What needs to be done -> Transcribe the records that follow in their entirety, omitting any pictures.
** START Dataset rows **
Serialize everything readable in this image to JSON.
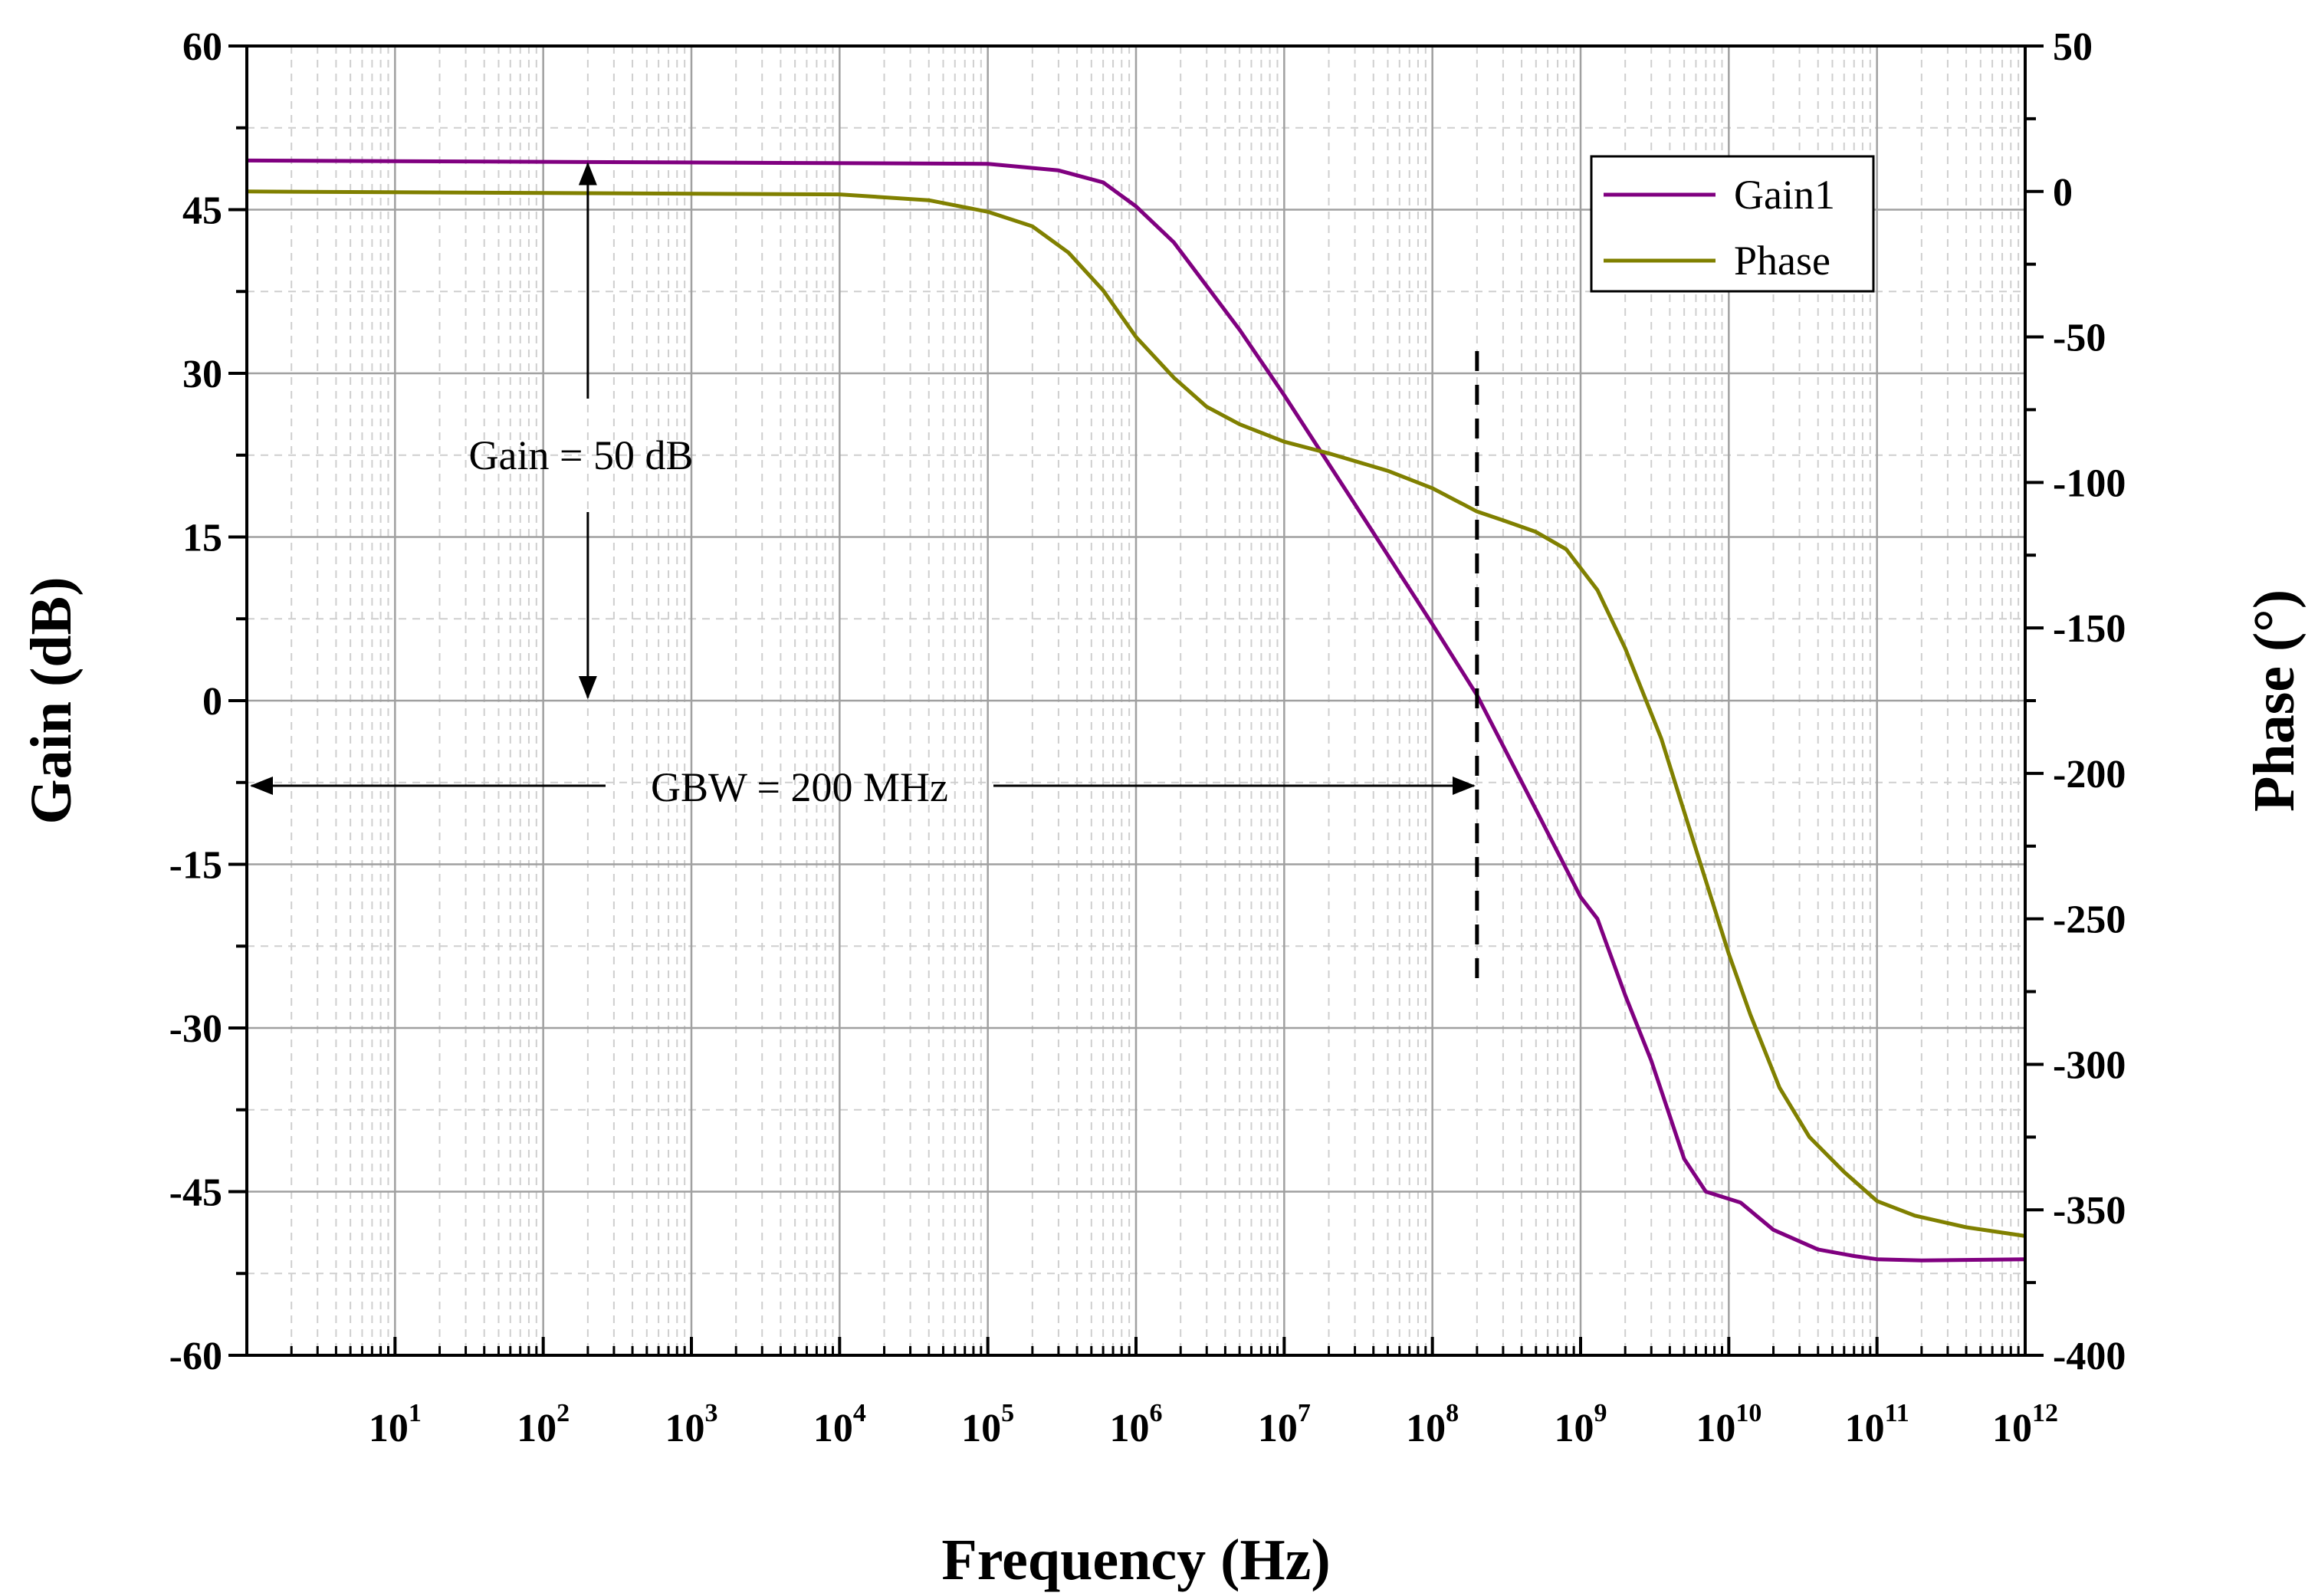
{
  "chart_data": {
    "type": "line",
    "xlabel": "Frequency (Hz)",
    "ylabel_left": "Gain (dB)",
    "ylabel_right": "Phase (°)",
    "x_scale": "log",
    "xlim": [
      1,
      1000000000000
    ],
    "ylim_left": [
      -60,
      60
    ],
    "ylim_right": [
      -400,
      50
    ],
    "x_ticks": [
      {
        "base": "10",
        "exp": "1"
      },
      {
        "base": "10",
        "exp": "2"
      },
      {
        "base": "10",
        "exp": "3"
      },
      {
        "base": "10",
        "exp": "4"
      },
      {
        "base": "10",
        "exp": "5"
      },
      {
        "base": "10",
        "exp": "6"
      },
      {
        "base": "10",
        "exp": "7"
      },
      {
        "base": "10",
        "exp": "8"
      },
      {
        "base": "10",
        "exp": "9"
      },
      {
        "base": "10",
        "exp": "10"
      },
      {
        "base": "10",
        "exp": "11"
      },
      {
        "base": "10",
        "exp": "12"
      }
    ],
    "y_left_ticks": [
      "60",
      "45",
      "30",
      "15",
      "0",
      "-15",
      "-30",
      "-45",
      "-60"
    ],
    "y_right_ticks": [
      "50",
      "0",
      "-50",
      "-100",
      "-150",
      "-200",
      "-250",
      "-300",
      "-350",
      "-400"
    ],
    "grid": true,
    "legend_position": "top-right",
    "series": [
      {
        "name": "Gain1",
        "axis": "left",
        "color": "#800080",
        "x": [
          1,
          100000,
          300000,
          600000,
          1000000,
          1800000,
          3000000,
          5000000,
          10000000,
          30000000,
          100000000,
          200000000,
          500000000,
          1000000000,
          1300000000,
          2000000000,
          3000000000,
          5000000000,
          7000000000,
          12000000000,
          20000000000,
          40000000000,
          70000000000,
          100000000000,
          200000000000,
          1000000000000
        ],
        "y": [
          49.5,
          49.2,
          48.6,
          47.5,
          45.3,
          42,
          38,
          34,
          28,
          18,
          7,
          0.5,
          -10,
          -18,
          -20,
          -27,
          -33,
          -42,
          -45,
          -46,
          -48.5,
          -50.3,
          -50.9,
          -51.2,
          -51.3,
          -51.2
        ]
      },
      {
        "name": "Phase",
        "axis": "right",
        "color": "#808000",
        "x": [
          1,
          10000,
          40000,
          100000,
          200000,
          350000,
          600000,
          1000000,
          1800000,
          3000000,
          5000000,
          10000000,
          20000000,
          50000000,
          100000000,
          200000000,
          300000000,
          500000000,
          800000000,
          1300000000,
          2000000000,
          3500000000,
          6000000000,
          10000000000,
          14000000000,
          22000000000,
          35000000000,
          60000000000,
          100000000000,
          180000000000,
          400000000000,
          1000000000000
        ],
        "y": [
          0,
          -1,
          -3,
          -7,
          -12,
          -21,
          -34,
          -50,
          -64,
          -74,
          -80,
          -86,
          -90,
          -96,
          -102,
          -110,
          -113,
          -117,
          -123,
          -137,
          -157,
          -188,
          -226,
          -262,
          -283,
          -308,
          -325,
          -337,
          -347,
          -352,
          -356,
          -359
        ]
      }
    ],
    "annotations": {
      "gain_label": "Gain = 50 dB",
      "gbw_label": "GBW = 200 MHz",
      "gbw_frequency_hz": 200000000,
      "gain_value_db": 50
    }
  }
}
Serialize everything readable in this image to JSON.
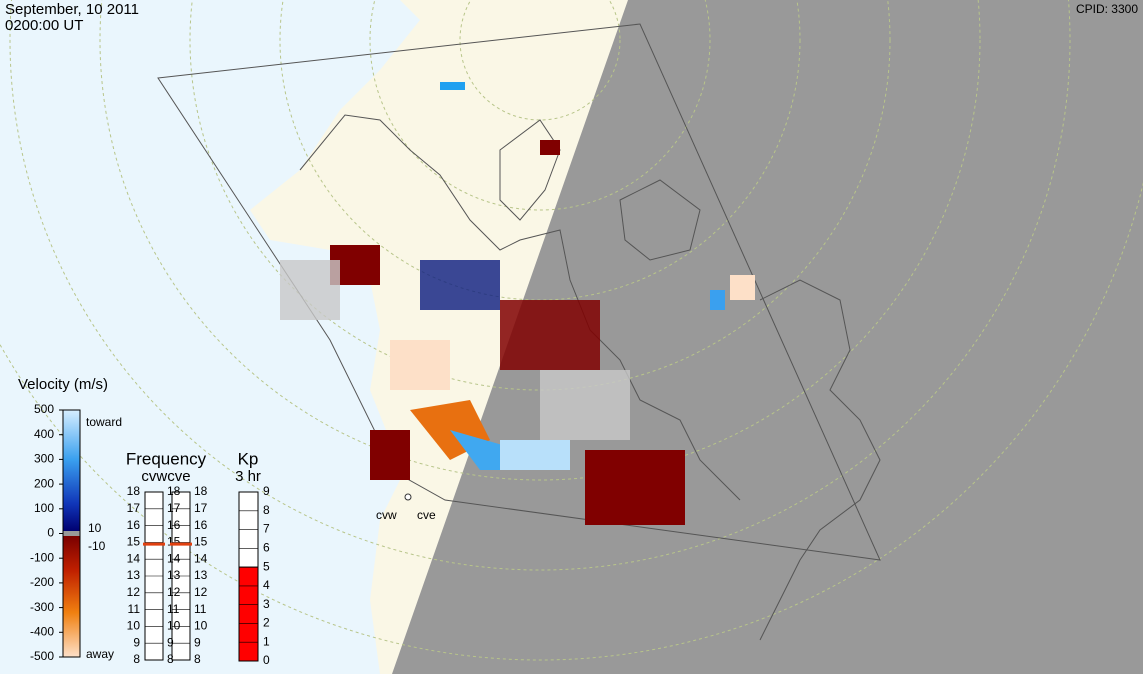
{
  "header": {
    "date": "September, 10 2011",
    "time": "0200:00 UT",
    "cpid": "CPID:  3300"
  },
  "radars": [
    "cvw",
    "cve"
  ],
  "velocity": {
    "title": "Velocity (m/s)",
    "ticks": [
      500,
      400,
      300,
      200,
      100,
      0,
      -100,
      -200,
      -300,
      -400,
      -500
    ],
    "toward": "toward",
    "away": "away",
    "gray_band": [
      10,
      -10
    ]
  },
  "frequency": {
    "title": "Frequency",
    "columns": "cvwcve",
    "ticks": [
      18,
      17,
      16,
      15,
      14,
      13,
      12,
      11,
      10,
      9,
      8
    ],
    "values": [
      14.9,
      14.9
    ]
  },
  "kp": {
    "title": "Kp",
    "subtitle": "3 hr",
    "ticks": [
      9,
      8,
      7,
      6,
      5,
      4,
      3,
      2,
      1,
      0
    ],
    "value": 5
  }
}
** END Dataset rows **
Exercise answer ->
Serialize everything readable in this image to JSON.
{
  "chart_data": {
    "type": "line",
    "xlabel": "Frequency (Hz)",
    "ylabel_left": "Gain (dB)",
    "ylabel_right": "Phase (°)",
    "x_scale": "log",
    "xlim": [
      1,
      1000000000000
    ],
    "ylim_left": [
      -60,
      60
    ],
    "ylim_right": [
      -400,
      50
    ],
    "x_ticks": [
      {
        "base": "10",
        "exp": "1"
      },
      {
        "base": "10",
        "exp": "2"
      },
      {
        "base": "10",
        "exp": "3"
      },
      {
        "base": "10",
        "exp": "4"
      },
      {
        "base": "10",
        "exp": "5"
      },
      {
        "base": "10",
        "exp": "6"
      },
      {
        "base": "10",
        "exp": "7"
      },
      {
        "base": "10",
        "exp": "8"
      },
      {
        "base": "10",
        "exp": "9"
      },
      {
        "base": "10",
        "exp": "10"
      },
      {
        "base": "10",
        "exp": "11"
      },
      {
        "base": "10",
        "exp": "12"
      }
    ],
    "y_left_ticks": [
      "60",
      "45",
      "30",
      "15",
      "0",
      "-15",
      "-30",
      "-45",
      "-60"
    ],
    "y_right_ticks": [
      "50",
      "0",
      "-50",
      "-100",
      "-150",
      "-200",
      "-250",
      "-300",
      "-350",
      "-400"
    ],
    "grid": true,
    "legend_position": "top-right",
    "series": [
      {
        "name": "Gain1",
        "axis": "left",
        "color": "#800080",
        "x": [
          1,
          100000,
          300000,
          600000,
          1000000,
          1800000,
          3000000,
          5000000,
          10000000,
          30000000,
          100000000,
          200000000,
          500000000,
          1000000000,
          1300000000,
          2000000000,
          3000000000,
          5000000000,
          7000000000,
          12000000000,
          20000000000,
          40000000000,
          70000000000,
          100000000000,
          200000000000,
          1000000000000
        ],
        "y": [
          49.5,
          49.2,
          48.6,
          47.5,
          45.3,
          42,
          38,
          34,
          28,
          18,
          7,
          0.5,
          -10,
          -18,
          -20,
          -27,
          -33,
          -42,
          -45,
          -46,
          -48.5,
          -50.3,
          -50.9,
          -51.2,
          -51.3,
          -51.2
        ]
      },
      {
        "name": "Phase",
        "axis": "right",
        "color": "#808000",
        "x": [
          1,
          10000,
          40000,
          100000,
          200000,
          350000,
          600000,
          1000000,
          1800000,
          3000000,
          5000000,
          10000000,
          20000000,
          50000000,
          100000000,
          200000000,
          300000000,
          500000000,
          800000000,
          1300000000,
          2000000000,
          3500000000,
          6000000000,
          10000000000,
          14000000000,
          22000000000,
          35000000000,
          60000000000,
          100000000000,
          180000000000,
          400000000000,
          1000000000000
        ],
        "y": [
          0,
          -1,
          -3,
          -7,
          -12,
          -21,
          -34,
          -50,
          -64,
          -74,
          -80,
          -86,
          -90,
          -96,
          -102,
          -110,
          -113,
          -117,
          -123,
          -137,
          -157,
          -188,
          -226,
          -262,
          -283,
          -308,
          -325,
          -337,
          -347,
          -352,
          -356,
          -359
        ]
      }
    ],
    "annotations": {
      "gain_label": "Gain = 50 dB",
      "gbw_label": "GBW = 200 MHz",
      "gbw_frequency_hz": 200000000,
      "gain_value_db": 50
    }
  }
}
Serialize everything readable in this image to JSON.
{
  "header": {
    "date": "September, 10 2011",
    "time": "0200:00 UT",
    "cpid": "CPID:  3300"
  },
  "radars": [
    "cvw",
    "cve"
  ],
  "velocity": {
    "title": "Velocity (m/s)",
    "ticks": [
      500,
      400,
      300,
      200,
      100,
      0,
      -100,
      -200,
      -300,
      -400,
      -500
    ],
    "toward": "toward",
    "away": "away",
    "gray_band": [
      10,
      -10
    ]
  },
  "frequency": {
    "title": "Frequency",
    "columns": "cvwcve",
    "ticks": [
      18,
      17,
      16,
      15,
      14,
      13,
      12,
      11,
      10,
      9,
      8
    ],
    "values": [
      14.9,
      14.9
    ]
  },
  "kp": {
    "title": "Kp",
    "subtitle": "3 hr",
    "ticks": [
      9,
      8,
      7,
      6,
      5,
      4,
      3,
      2,
      1,
      0
    ],
    "value": 5
  }
}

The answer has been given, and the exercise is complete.